PROBLEM STATEMENT:
Check every line below for the word "bodo" and copy the ones that have it.

TASK INPUTS:
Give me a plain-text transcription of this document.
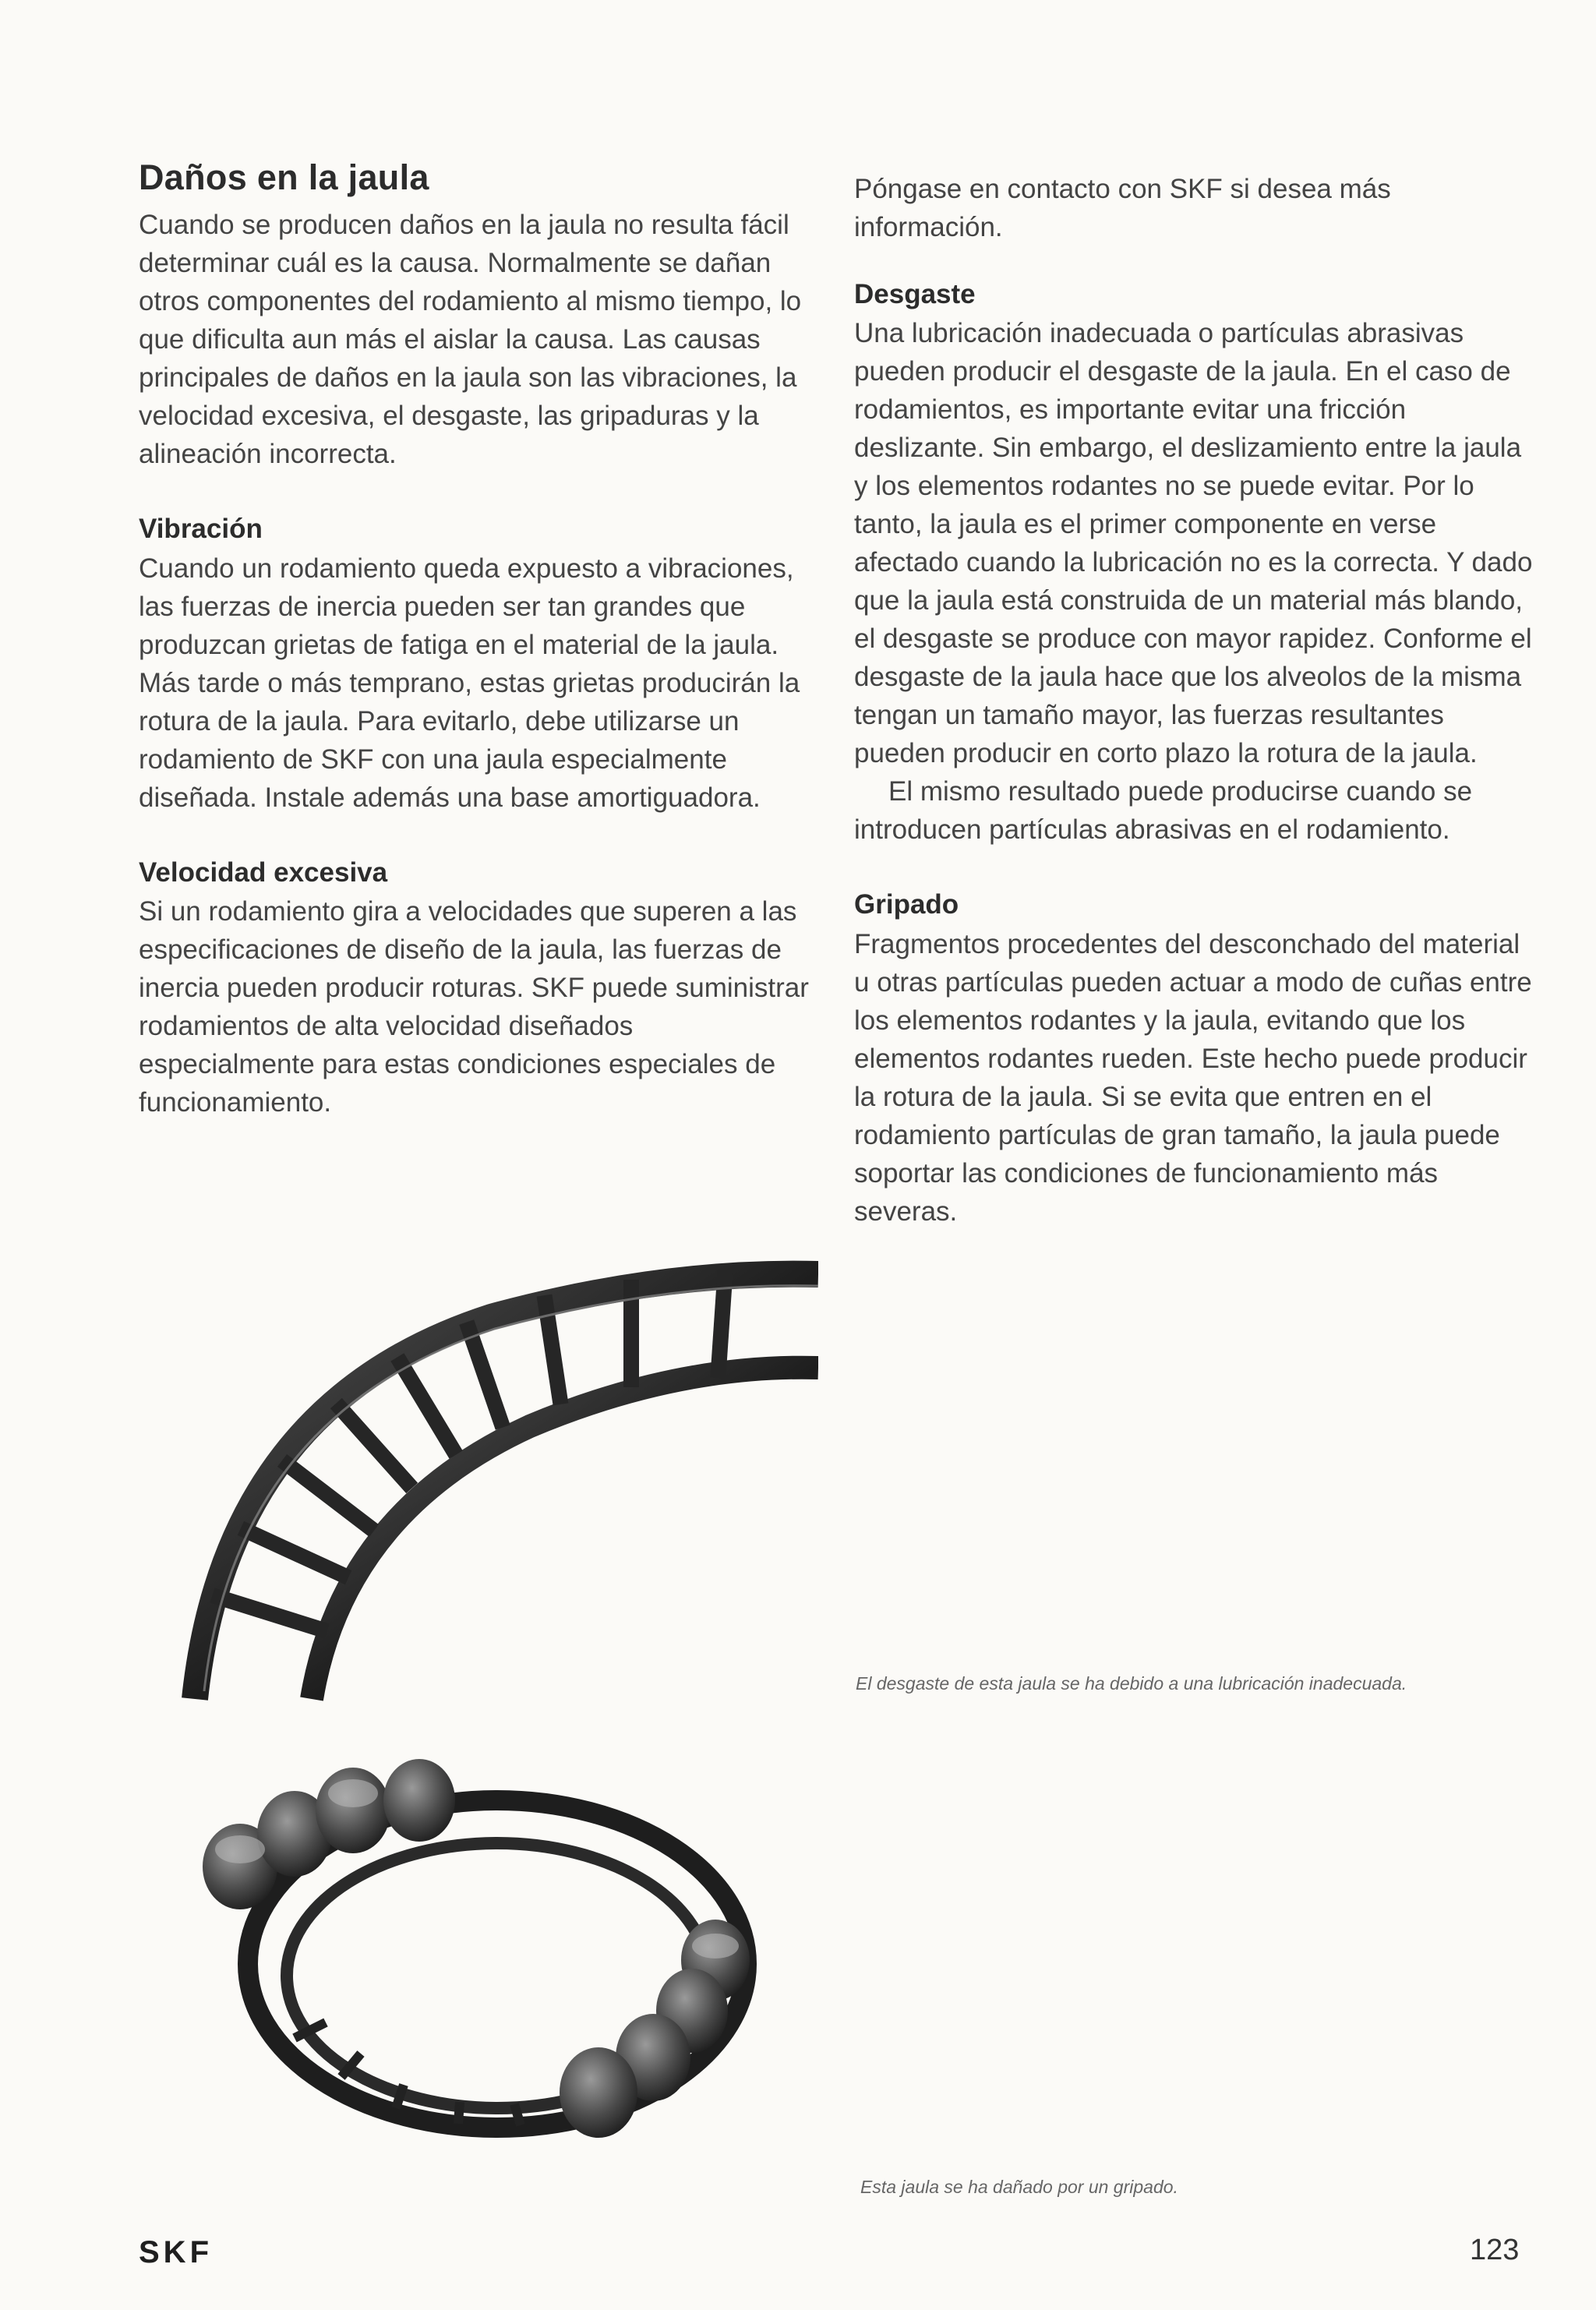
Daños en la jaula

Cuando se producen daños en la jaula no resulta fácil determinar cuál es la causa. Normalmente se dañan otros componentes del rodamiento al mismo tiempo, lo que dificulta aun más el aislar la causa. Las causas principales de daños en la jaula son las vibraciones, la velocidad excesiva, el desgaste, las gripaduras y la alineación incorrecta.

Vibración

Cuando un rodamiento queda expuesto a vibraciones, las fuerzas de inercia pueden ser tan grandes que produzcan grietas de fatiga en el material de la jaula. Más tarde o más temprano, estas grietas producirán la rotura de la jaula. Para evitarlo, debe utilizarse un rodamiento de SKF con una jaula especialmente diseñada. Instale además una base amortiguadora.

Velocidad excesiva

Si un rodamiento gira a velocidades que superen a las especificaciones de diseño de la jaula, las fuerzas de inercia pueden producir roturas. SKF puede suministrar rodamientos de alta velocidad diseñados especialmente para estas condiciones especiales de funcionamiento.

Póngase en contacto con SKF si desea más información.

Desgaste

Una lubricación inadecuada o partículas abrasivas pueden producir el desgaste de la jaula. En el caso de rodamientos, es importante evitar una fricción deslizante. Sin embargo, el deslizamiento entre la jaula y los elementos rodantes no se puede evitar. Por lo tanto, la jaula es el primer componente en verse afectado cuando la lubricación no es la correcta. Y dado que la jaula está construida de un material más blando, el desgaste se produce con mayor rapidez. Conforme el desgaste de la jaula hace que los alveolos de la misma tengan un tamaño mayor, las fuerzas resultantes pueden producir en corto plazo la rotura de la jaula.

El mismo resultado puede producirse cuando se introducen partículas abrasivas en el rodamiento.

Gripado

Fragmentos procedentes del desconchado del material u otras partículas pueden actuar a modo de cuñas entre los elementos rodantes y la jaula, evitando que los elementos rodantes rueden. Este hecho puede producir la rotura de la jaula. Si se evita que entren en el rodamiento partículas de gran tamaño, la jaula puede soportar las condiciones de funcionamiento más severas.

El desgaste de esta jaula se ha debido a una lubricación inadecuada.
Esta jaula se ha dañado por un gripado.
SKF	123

---

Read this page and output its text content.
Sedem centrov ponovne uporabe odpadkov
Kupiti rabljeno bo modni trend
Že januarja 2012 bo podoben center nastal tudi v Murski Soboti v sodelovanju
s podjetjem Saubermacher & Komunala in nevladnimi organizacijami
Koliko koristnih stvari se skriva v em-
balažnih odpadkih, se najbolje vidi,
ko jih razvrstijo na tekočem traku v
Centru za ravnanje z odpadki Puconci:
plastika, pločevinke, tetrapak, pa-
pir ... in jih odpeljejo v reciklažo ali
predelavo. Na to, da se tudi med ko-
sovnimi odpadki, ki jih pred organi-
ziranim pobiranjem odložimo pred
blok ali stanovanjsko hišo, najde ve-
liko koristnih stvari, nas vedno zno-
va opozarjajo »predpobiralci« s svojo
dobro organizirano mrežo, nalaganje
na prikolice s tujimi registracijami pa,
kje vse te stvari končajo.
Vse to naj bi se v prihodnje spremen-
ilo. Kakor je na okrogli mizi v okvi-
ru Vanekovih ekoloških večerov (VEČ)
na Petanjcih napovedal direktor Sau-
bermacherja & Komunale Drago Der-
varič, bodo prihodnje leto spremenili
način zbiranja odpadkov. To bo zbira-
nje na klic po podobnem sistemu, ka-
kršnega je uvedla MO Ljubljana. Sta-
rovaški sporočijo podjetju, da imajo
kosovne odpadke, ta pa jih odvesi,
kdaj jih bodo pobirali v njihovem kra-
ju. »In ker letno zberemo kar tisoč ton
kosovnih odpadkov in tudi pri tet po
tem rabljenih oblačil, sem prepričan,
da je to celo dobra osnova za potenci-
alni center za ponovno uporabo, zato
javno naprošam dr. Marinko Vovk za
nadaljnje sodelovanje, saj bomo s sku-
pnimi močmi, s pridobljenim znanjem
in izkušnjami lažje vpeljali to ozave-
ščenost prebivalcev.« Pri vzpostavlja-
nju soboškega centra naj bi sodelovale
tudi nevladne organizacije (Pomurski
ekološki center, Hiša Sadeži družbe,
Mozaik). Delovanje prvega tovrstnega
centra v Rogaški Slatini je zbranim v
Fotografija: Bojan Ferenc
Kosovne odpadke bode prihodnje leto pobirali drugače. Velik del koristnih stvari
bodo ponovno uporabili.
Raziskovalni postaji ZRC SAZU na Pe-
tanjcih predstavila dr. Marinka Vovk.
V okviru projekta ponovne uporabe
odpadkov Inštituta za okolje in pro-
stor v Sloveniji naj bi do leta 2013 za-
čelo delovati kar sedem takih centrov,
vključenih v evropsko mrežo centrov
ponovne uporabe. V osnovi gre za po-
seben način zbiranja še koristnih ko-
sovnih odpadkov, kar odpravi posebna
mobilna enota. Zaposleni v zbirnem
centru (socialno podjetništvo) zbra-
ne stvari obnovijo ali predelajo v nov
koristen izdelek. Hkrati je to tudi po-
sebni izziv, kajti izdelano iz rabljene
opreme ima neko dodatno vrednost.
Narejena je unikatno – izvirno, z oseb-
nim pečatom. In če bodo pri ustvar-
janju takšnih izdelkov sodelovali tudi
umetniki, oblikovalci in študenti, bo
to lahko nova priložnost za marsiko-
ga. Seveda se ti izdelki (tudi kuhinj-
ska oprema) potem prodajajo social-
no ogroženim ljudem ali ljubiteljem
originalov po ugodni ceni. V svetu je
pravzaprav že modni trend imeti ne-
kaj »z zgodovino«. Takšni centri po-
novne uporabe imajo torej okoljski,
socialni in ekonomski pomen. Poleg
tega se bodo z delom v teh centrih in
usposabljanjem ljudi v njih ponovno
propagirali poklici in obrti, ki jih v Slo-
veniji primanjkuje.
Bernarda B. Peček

EXERCISE RESPONSE:
varič, bodo prihodnje leto spremenili
kdaj jih bodo pobirali v njihovem kra-
bodo ponovno uporabili.
nim pečatom. In če bodo pri ustvar-
tega se bodo z delom v teh centrih in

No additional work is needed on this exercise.